Gather, from the listing beneath this task, every line holding the string "متوجه".

Saved data entries:
· · · · ·

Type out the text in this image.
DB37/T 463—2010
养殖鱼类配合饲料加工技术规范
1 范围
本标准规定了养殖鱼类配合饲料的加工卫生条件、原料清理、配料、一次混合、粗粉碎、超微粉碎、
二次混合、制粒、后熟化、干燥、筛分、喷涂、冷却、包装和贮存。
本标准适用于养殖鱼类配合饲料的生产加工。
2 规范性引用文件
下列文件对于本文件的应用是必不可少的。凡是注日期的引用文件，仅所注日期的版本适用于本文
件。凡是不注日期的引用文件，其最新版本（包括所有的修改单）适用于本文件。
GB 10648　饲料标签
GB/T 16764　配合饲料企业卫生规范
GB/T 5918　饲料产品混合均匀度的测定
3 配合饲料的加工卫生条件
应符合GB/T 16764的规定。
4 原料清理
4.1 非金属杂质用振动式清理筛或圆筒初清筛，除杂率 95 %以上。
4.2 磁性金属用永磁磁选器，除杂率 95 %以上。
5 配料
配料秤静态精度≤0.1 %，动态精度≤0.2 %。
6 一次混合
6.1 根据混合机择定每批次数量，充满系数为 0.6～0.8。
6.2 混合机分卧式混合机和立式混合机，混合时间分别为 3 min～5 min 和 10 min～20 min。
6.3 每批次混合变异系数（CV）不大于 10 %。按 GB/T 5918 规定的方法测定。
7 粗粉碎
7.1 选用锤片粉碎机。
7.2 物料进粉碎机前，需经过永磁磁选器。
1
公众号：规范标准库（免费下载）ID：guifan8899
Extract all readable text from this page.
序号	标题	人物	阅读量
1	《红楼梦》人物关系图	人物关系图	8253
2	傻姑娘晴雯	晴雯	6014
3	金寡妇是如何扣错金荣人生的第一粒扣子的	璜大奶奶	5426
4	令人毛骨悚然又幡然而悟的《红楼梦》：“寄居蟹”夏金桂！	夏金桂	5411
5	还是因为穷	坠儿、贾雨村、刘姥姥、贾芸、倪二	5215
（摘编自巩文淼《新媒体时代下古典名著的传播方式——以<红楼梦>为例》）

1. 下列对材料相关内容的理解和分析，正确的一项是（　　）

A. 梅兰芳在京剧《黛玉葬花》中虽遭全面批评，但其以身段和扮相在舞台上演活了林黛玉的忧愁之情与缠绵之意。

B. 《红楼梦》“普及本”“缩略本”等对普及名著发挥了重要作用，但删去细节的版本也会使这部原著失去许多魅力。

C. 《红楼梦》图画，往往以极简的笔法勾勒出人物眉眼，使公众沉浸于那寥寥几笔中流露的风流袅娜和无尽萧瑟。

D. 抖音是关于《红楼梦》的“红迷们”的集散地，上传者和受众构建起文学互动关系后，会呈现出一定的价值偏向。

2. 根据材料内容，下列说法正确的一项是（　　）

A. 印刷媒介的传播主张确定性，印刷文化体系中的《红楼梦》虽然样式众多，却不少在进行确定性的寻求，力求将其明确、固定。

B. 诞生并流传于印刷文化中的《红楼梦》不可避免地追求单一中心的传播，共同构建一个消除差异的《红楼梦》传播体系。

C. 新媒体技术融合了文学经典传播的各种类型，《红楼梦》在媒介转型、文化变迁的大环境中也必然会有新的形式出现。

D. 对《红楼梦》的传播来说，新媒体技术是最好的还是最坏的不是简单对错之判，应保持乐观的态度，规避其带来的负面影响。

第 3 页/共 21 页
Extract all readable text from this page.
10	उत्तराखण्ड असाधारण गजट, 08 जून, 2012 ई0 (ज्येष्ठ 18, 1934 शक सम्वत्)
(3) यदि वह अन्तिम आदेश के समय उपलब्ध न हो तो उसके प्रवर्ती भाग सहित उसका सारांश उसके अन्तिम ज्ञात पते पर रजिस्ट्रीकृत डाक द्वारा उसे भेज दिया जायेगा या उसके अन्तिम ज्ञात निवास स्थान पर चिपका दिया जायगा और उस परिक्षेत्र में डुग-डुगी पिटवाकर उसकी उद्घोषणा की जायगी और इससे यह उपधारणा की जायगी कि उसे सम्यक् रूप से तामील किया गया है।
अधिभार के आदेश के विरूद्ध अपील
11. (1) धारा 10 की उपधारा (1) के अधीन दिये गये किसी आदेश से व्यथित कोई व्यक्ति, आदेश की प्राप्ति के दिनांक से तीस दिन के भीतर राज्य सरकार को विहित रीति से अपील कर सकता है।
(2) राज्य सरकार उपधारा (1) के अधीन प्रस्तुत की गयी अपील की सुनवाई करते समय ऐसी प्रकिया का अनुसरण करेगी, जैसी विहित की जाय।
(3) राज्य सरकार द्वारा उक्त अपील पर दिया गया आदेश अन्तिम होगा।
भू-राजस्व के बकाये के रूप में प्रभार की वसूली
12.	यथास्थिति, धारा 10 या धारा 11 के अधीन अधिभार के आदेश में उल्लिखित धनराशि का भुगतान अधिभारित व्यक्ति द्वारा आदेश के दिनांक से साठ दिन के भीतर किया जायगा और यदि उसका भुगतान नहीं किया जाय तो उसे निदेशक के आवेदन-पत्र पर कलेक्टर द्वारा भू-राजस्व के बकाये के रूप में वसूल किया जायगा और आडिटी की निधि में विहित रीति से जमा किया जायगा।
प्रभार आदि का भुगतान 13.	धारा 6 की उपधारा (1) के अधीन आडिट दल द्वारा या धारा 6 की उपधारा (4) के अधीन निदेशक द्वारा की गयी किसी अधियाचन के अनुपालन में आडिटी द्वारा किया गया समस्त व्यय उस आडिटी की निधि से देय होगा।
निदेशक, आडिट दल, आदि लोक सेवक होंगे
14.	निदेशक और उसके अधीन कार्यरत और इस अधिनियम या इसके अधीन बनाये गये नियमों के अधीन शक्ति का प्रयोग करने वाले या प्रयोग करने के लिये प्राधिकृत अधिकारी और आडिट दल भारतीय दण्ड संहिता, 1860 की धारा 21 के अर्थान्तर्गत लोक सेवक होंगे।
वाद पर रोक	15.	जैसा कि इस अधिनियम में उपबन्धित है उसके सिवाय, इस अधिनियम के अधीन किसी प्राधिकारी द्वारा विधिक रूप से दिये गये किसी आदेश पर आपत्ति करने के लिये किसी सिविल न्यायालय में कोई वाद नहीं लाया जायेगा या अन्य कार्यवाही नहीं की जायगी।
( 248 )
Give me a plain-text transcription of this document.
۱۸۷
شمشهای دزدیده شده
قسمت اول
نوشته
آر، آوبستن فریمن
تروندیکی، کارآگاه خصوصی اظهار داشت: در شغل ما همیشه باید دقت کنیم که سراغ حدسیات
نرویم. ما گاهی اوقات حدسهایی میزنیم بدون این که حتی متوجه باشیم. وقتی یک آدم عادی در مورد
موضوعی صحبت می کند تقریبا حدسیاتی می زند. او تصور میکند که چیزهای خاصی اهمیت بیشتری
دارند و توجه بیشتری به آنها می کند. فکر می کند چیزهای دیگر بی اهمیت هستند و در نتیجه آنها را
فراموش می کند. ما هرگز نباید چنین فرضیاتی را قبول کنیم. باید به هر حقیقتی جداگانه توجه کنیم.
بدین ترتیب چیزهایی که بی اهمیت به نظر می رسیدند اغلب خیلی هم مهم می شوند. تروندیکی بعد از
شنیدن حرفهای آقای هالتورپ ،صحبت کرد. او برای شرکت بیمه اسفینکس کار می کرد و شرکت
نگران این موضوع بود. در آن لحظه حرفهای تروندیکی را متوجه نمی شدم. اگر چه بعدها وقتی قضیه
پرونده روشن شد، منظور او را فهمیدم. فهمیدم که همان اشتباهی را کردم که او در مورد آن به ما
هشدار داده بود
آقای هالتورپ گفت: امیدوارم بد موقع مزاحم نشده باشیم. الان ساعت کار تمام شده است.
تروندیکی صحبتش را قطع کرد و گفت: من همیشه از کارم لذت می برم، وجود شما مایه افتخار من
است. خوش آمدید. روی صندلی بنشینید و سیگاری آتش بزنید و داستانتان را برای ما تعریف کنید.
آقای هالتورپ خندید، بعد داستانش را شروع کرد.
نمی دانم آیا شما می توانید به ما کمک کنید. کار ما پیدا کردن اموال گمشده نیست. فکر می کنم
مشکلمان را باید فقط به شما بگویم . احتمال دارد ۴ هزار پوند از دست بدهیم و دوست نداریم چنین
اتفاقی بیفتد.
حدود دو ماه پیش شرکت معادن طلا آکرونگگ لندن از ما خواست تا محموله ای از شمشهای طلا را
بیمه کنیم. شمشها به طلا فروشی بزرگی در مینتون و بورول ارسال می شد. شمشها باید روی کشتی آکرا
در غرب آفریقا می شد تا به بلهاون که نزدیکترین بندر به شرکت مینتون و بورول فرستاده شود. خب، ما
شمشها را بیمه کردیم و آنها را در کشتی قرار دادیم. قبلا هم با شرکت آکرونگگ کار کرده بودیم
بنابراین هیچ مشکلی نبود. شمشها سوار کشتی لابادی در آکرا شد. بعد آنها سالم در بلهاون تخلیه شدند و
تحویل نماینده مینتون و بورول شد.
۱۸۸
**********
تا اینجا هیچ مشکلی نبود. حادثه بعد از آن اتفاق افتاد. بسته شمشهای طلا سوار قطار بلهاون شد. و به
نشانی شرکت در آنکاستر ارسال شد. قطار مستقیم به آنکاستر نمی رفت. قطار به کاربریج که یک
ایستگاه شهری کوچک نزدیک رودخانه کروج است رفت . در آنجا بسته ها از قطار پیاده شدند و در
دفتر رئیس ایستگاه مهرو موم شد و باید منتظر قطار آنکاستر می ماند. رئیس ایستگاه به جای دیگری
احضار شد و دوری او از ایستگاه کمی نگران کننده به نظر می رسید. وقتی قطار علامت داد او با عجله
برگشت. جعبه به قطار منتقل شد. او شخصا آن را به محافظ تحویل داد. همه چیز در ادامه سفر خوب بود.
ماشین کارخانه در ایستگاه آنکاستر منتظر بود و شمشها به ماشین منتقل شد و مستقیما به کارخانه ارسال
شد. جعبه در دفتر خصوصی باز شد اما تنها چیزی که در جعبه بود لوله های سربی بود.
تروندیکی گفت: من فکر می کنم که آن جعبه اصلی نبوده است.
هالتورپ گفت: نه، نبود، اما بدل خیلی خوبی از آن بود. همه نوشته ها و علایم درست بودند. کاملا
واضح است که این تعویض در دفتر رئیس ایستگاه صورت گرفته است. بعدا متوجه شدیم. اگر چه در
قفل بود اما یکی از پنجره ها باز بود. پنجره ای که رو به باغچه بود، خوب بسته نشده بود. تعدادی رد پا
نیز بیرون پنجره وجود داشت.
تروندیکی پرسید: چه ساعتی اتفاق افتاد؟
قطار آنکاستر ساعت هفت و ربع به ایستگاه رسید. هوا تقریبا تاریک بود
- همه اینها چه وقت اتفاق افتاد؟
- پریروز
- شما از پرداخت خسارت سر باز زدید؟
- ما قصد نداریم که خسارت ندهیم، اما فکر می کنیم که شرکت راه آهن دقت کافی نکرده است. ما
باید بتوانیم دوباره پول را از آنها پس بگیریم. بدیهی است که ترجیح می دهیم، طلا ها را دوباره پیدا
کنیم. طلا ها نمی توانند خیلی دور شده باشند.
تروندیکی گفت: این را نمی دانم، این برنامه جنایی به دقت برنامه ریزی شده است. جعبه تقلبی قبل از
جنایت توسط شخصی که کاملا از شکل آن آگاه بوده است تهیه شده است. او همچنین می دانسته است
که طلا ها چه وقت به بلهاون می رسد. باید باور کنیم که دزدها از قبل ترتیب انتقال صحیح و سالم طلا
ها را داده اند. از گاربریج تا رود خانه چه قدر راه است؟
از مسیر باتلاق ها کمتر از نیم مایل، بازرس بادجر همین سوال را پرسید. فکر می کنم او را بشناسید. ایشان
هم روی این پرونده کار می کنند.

· · · · ·

Solution for this problem:
نرویم. ما گاهی اوقات حدسهایی میزنیم بدون این که حتی متوجه باشیم. وقتی یک آدم عادی در مورد
نگران این موضوع بود. در آن لحظه حرفهای تروندیکی را متوجه نمی شدم. اگر چه بعدها وقتی قضیه
واضح است که این تعویض در دفتر رئیس ایستگاه صورت گرفته است. بعدا متوجه شدیم. اگر چه در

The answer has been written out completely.